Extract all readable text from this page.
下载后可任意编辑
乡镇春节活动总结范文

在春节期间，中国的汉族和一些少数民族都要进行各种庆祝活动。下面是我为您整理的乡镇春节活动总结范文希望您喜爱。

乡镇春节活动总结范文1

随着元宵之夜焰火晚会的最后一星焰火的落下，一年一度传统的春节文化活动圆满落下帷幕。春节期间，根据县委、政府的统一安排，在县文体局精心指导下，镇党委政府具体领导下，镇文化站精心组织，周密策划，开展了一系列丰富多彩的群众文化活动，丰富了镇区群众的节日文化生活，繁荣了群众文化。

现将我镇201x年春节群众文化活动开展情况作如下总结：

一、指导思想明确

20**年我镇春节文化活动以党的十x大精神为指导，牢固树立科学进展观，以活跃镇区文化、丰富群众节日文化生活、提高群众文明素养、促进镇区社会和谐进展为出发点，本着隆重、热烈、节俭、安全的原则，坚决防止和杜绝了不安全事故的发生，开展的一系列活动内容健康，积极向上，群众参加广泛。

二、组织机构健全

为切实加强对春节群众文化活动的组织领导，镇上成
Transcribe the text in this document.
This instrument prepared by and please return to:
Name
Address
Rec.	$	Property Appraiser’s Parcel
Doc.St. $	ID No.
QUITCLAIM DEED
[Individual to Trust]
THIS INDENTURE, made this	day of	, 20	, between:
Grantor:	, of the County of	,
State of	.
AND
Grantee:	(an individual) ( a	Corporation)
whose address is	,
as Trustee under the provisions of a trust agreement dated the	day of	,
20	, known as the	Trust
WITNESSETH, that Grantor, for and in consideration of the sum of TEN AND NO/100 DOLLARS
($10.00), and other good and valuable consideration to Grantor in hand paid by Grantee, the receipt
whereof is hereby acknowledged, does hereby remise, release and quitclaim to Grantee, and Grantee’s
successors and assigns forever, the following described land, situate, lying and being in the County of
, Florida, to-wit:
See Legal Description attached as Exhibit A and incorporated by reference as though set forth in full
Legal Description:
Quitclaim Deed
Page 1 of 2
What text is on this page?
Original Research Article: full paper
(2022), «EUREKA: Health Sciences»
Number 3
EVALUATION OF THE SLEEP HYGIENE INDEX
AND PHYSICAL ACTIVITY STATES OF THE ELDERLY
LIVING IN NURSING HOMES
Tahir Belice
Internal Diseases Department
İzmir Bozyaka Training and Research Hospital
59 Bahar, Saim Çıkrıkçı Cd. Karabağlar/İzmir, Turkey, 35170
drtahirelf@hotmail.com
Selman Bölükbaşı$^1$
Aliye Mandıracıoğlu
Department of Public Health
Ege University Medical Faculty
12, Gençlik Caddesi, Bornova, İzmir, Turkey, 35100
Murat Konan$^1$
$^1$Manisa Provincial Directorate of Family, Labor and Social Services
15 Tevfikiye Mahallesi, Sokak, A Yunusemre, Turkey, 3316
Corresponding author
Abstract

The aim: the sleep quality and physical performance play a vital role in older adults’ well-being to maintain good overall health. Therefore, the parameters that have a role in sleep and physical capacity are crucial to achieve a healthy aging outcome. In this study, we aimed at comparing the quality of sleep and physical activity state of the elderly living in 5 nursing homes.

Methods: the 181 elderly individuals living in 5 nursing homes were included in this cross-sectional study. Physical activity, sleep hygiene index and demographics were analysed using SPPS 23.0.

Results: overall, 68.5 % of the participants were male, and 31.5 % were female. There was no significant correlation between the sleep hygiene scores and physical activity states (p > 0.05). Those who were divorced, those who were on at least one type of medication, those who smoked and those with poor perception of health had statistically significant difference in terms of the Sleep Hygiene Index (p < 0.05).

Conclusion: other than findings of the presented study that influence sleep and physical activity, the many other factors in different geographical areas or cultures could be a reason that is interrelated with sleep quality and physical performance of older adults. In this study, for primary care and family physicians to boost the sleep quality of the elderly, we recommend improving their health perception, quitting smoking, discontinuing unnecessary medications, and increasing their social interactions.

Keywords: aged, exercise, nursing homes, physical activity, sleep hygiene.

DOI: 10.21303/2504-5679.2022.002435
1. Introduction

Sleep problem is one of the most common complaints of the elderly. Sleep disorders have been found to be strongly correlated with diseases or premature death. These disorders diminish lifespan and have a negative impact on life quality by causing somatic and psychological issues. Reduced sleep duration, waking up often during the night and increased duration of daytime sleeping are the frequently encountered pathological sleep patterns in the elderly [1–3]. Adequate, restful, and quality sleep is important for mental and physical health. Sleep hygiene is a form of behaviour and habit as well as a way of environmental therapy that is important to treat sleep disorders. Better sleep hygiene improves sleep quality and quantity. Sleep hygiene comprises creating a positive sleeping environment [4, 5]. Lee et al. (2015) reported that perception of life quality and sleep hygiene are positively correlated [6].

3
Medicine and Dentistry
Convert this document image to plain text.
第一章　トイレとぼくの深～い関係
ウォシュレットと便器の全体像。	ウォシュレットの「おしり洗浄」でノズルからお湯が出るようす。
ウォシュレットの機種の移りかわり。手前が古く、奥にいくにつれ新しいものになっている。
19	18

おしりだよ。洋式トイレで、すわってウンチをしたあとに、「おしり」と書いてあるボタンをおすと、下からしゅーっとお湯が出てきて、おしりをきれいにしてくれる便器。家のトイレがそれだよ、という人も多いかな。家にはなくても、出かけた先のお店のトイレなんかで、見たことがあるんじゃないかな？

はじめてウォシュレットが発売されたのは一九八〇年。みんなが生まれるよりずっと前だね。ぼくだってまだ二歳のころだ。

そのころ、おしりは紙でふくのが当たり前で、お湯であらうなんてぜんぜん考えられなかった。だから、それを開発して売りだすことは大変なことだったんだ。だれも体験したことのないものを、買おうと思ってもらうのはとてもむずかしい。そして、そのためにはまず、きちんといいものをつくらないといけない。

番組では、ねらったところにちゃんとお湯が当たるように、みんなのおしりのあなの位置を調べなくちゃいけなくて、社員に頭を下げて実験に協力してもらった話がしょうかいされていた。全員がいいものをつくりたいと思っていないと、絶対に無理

TASK BRIEF: Locate all lines in the listing above with the word "Description". Copy them.

TASK SOLUTION:
See Legal Description attached as Exhibit A and incorporated by reference as though set forth in full
Legal Description:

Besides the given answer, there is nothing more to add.